[SET PROBLEM]: Your task is to output the listing word for word, with pictures excluded.

* START INFORMATION PROVIDED *

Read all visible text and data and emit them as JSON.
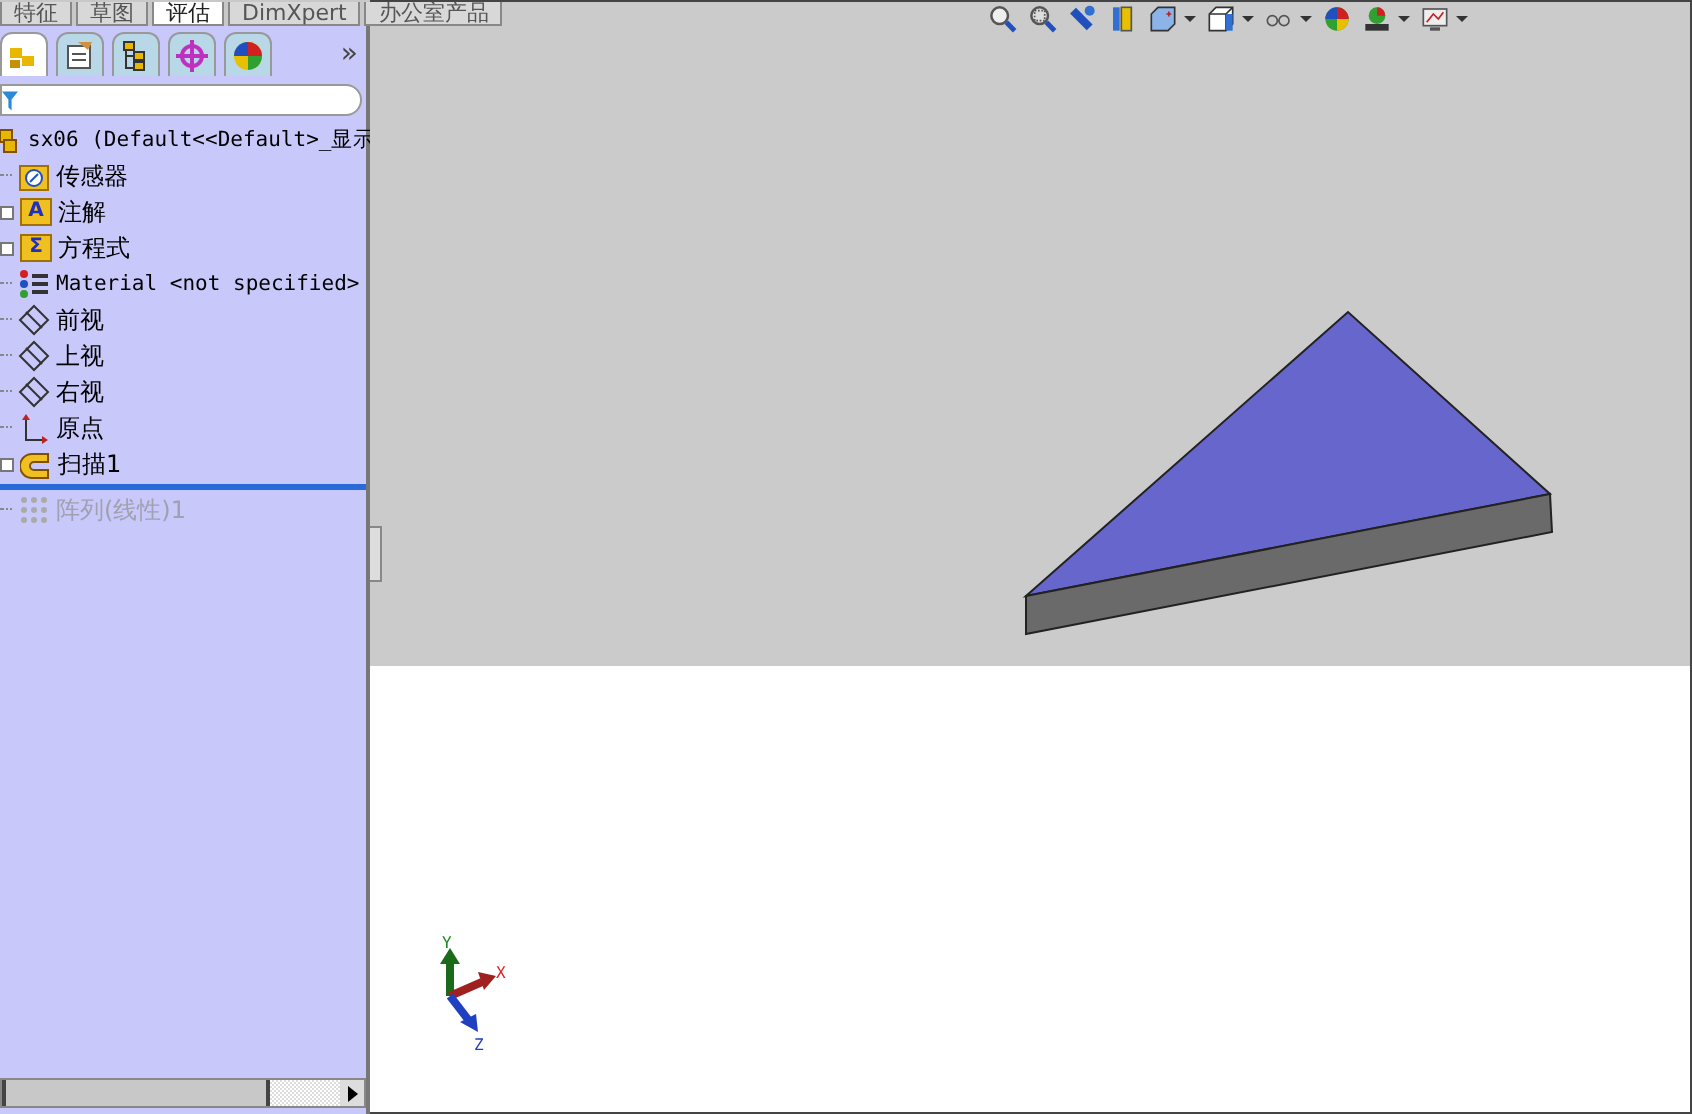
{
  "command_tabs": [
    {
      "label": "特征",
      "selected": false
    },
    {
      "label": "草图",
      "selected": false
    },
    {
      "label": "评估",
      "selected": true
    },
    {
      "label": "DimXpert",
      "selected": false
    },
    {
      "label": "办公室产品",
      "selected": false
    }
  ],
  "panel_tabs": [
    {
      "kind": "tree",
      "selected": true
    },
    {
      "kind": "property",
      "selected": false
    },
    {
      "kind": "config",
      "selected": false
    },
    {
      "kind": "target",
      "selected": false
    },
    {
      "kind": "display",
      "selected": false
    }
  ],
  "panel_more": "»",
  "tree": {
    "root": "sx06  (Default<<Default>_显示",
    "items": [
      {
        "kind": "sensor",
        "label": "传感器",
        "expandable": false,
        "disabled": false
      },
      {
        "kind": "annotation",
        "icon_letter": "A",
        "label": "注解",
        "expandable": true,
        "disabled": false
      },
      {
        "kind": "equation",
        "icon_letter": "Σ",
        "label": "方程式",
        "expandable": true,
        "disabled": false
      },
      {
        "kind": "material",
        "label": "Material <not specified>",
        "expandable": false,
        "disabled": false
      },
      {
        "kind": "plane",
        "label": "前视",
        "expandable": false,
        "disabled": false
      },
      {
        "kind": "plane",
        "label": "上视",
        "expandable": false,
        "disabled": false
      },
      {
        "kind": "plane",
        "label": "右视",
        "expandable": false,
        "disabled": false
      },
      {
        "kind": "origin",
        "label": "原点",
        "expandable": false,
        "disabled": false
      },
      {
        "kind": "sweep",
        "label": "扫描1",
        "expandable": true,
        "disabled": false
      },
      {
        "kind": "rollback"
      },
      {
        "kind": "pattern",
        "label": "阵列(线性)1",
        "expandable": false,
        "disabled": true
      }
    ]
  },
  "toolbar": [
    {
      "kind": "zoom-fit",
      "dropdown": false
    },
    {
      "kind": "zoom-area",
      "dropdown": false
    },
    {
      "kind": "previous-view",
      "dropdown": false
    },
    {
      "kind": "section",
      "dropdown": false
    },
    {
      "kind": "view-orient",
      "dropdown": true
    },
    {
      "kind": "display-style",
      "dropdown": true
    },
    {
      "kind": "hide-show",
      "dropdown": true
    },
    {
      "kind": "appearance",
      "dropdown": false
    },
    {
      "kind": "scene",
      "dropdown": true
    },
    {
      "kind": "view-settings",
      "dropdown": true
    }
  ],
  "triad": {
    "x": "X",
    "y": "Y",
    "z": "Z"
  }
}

* END INFORMATION PROVIDED *

[ANSWER TO THE PROBLEM]:
Read all visible text and data and emit them as JSON.
{
  "command_tabs": [
    {
      "label": "特征",
      "selected": false
    },
    {
      "label": "草图",
      "selected": false
    },
    {
      "label": "评估",
      "selected": true
    },
    {
      "label": "DimXpert",
      "selected": false
    },
    {
      "label": "办公室产品",
      "selected": false
    }
  ],
  "panel_tabs": [
    {
      "kind": "tree",
      "selected": true
    },
    {
      "kind": "property",
      "selected": false
    },
    {
      "kind": "config",
      "selected": false
    },
    {
      "kind": "target",
      "selected": false
    },
    {
      "kind": "display",
      "selected": false
    }
  ],
  "panel_more": "»",
  "tree": {
    "root": "sx06  (Default<<Default>_显示",
    "items": [
      {
        "kind": "sensor",
        "label": "传感器",
        "expandable": false,
        "disabled": false
      },
      {
        "kind": "annotation",
        "icon_letter": "A",
        "label": "注解",
        "expandable": true,
        "disabled": false
      },
      {
        "kind": "equation",
        "icon_letter": "Σ",
        "label": "方程式",
        "expandable": true,
        "disabled": false
      },
      {
        "kind": "material",
        "label": "Material <not specified>",
        "expandable": false,
        "disabled": false
      },
      {
        "kind": "plane",
        "label": "前视",
        "expandable": false,
        "disabled": false
      },
      {
        "kind": "plane",
        "label": "上视",
        "expandable": false,
        "disabled": false
      },
      {
        "kind": "plane",
        "label": "右视",
        "expandable": false,
        "disabled": false
      },
      {
        "kind": "origin",
        "label": "原点",
        "expandable": false,
        "disabled": false
      },
      {
        "kind": "sweep",
        "label": "扫描1",
        "expandable": true,
        "disabled": false
      },
      {
        "kind": "rollback"
      },
      {
        "kind": "pattern",
        "label": "阵列(线性)1",
        "expandable": false,
        "disabled": true
      }
    ]
  },
  "toolbar": [
    {
      "kind": "zoom-fit",
      "dropdown": false
    },
    {
      "kind": "zoom-area",
      "dropdown": false
    },
    {
      "kind": "previous-view",
      "dropdown": false
    },
    {
      "kind": "section",
      "dropdown": false
    },
    {
      "kind": "view-orient",
      "dropdown": true
    },
    {
      "kind": "display-style",
      "dropdown": true
    },
    {
      "kind": "hide-show",
      "dropdown": true
    },
    {
      "kind": "appearance",
      "dropdown": false
    },
    {
      "kind": "scene",
      "dropdown": true
    },
    {
      "kind": "view-settings",
      "dropdown": true
    }
  ],
  "triad": {
    "x": "X",
    "y": "Y",
    "z": "Z"
  }
}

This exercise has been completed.